* BEGIN Supplied records *
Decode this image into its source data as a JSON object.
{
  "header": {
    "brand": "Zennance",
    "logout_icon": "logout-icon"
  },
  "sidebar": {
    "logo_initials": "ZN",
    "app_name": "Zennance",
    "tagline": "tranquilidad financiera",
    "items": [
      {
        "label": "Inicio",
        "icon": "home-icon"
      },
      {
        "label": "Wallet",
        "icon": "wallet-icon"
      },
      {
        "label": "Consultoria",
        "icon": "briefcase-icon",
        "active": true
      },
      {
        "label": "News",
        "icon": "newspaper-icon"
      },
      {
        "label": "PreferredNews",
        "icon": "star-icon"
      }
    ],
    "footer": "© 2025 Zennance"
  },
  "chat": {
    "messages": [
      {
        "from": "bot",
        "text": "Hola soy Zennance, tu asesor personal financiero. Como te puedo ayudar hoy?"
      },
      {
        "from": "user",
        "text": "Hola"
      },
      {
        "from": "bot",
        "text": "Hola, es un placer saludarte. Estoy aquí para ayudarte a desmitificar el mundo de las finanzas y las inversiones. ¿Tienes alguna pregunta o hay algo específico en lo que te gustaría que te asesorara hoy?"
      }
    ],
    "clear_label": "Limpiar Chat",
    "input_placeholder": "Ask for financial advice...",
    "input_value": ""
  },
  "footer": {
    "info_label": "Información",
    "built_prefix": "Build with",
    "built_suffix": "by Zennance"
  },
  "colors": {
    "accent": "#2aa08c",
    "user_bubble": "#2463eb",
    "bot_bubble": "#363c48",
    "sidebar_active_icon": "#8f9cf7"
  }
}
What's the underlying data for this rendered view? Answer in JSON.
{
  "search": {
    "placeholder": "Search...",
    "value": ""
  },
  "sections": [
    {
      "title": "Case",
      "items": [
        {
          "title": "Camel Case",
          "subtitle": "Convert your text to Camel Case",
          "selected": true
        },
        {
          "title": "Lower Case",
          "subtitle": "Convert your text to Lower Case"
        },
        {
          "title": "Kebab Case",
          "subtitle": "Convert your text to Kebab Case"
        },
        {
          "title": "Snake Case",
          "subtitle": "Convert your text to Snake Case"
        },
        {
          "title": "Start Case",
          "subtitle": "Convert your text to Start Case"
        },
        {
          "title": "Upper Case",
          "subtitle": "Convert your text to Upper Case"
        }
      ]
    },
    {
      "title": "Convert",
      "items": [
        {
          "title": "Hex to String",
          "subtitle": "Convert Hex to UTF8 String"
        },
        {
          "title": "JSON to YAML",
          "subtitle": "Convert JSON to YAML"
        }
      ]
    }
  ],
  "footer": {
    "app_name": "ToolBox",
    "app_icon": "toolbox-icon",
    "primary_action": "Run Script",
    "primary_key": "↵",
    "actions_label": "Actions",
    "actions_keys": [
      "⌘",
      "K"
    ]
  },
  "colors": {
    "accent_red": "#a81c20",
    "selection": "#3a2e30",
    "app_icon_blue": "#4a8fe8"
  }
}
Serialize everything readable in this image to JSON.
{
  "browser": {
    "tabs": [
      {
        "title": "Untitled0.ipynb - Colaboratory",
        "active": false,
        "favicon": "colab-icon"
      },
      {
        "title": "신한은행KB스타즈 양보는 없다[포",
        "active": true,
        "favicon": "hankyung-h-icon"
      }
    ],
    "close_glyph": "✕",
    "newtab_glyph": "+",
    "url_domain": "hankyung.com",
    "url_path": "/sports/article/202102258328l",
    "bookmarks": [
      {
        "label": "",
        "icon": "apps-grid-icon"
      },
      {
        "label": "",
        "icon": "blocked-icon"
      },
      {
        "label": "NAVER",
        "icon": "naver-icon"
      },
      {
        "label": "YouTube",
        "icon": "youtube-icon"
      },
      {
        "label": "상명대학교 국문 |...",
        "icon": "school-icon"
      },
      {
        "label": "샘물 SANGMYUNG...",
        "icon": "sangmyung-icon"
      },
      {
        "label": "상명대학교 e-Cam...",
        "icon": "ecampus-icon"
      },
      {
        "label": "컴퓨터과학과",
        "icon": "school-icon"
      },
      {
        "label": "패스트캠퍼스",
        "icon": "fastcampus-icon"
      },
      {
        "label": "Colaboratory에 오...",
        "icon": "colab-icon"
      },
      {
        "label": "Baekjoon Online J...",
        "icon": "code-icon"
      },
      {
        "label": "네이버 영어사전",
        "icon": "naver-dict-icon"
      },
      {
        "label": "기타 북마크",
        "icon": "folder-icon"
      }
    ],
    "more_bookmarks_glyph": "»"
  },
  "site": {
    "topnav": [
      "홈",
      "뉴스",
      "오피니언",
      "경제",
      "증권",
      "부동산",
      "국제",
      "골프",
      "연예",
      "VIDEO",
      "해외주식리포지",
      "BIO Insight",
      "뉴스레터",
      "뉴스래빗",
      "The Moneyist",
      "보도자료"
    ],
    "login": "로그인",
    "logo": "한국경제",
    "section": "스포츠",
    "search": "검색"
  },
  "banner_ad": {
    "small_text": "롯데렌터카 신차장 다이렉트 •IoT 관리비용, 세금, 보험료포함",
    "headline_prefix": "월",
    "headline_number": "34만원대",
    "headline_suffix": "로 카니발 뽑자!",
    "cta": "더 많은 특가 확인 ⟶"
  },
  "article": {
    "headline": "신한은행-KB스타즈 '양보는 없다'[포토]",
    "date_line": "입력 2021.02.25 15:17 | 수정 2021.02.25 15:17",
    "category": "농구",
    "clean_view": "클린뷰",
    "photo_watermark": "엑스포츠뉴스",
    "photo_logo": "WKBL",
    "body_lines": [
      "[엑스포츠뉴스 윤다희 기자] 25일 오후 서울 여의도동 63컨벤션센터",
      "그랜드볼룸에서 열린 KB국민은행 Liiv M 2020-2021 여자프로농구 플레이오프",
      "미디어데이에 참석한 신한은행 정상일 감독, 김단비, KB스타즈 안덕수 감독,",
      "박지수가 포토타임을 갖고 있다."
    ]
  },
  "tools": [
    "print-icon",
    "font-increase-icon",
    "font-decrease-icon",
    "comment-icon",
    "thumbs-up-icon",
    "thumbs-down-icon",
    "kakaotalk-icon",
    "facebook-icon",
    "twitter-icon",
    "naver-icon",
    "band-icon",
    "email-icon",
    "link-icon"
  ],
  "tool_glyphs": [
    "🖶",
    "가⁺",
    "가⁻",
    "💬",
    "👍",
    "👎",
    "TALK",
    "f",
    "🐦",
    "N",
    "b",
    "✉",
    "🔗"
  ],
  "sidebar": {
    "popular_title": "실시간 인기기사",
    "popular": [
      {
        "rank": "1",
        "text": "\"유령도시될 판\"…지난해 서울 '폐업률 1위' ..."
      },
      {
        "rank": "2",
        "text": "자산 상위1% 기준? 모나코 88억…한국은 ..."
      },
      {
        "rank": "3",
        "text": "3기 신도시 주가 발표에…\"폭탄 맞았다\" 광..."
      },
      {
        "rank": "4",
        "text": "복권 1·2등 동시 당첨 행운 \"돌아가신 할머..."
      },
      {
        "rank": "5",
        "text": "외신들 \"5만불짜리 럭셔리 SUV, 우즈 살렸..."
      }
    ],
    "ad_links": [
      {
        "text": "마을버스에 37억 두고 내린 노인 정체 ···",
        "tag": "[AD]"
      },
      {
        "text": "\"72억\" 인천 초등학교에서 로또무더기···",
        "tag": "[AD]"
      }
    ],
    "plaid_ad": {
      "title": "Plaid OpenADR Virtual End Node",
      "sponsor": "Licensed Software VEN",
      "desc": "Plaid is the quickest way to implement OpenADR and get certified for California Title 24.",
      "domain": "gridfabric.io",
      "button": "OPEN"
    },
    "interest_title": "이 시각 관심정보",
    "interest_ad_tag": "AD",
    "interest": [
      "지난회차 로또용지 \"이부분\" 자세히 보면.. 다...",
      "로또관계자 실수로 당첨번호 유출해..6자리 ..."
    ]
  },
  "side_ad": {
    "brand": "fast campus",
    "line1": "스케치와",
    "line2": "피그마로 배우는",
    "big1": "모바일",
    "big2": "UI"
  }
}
* END Supplied records *
* Exercise task: From the entries above, extract each line containing "Upper".

* Expected answer:
          "title": "Upper Case",
          "subtitle": "Convert your text to Upper Case"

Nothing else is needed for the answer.